--- Goal ---
Check each line of the listing for the string "Land", count the lines that have it, and answer with that number only.

--- The input ---
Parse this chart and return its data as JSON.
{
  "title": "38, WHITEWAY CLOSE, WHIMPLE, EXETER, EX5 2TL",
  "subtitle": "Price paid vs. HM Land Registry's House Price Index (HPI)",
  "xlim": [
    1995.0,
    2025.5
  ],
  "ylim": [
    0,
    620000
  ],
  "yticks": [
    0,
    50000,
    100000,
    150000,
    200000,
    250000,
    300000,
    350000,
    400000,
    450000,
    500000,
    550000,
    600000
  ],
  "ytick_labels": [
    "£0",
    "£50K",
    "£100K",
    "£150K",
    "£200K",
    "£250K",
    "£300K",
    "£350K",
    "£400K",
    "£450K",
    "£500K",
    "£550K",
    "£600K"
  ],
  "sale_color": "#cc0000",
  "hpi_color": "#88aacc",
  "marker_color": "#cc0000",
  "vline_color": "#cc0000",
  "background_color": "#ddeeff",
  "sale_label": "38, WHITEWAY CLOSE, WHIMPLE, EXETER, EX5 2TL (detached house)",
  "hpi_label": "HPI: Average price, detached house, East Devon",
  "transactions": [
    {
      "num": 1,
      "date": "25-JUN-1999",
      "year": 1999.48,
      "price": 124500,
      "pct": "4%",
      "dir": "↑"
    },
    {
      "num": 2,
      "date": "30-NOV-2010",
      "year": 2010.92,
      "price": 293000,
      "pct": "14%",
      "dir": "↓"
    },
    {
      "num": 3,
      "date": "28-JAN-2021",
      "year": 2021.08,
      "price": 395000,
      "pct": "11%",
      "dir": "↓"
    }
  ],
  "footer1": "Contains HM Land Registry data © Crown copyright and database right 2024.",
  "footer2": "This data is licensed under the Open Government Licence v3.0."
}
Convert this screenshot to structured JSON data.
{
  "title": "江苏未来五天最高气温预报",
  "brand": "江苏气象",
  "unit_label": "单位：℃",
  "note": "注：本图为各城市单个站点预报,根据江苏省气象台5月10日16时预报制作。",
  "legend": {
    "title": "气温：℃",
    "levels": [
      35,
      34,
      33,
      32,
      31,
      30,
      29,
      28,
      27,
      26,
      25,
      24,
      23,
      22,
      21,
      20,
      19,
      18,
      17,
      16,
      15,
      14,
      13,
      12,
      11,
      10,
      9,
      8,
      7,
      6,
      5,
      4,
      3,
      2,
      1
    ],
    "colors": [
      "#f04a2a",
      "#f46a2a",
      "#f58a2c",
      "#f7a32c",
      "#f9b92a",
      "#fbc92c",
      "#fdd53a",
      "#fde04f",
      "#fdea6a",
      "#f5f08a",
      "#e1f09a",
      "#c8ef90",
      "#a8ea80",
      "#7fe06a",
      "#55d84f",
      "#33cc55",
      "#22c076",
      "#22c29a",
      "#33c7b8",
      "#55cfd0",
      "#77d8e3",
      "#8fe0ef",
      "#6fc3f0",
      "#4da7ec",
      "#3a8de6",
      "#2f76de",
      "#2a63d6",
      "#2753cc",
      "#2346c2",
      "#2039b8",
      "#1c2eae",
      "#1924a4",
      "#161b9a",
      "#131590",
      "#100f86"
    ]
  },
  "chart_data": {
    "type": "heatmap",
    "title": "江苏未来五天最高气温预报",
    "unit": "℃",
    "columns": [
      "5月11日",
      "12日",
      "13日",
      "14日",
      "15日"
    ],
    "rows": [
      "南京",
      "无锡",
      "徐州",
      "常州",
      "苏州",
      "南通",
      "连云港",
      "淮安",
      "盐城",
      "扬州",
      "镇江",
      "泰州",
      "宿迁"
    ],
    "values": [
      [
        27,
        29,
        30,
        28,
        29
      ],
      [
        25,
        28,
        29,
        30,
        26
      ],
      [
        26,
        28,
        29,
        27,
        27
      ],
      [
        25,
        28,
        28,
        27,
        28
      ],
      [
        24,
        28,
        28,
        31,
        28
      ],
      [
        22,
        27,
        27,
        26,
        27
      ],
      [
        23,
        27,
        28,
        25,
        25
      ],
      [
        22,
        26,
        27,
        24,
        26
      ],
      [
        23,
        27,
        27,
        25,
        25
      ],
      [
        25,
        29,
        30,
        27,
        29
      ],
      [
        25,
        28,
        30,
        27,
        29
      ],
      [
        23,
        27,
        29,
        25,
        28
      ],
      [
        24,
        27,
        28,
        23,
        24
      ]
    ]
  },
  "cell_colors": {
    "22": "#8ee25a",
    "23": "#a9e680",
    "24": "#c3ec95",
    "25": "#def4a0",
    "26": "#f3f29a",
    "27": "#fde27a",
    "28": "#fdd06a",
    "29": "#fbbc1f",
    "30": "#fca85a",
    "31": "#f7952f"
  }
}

--- Complete answer ---
2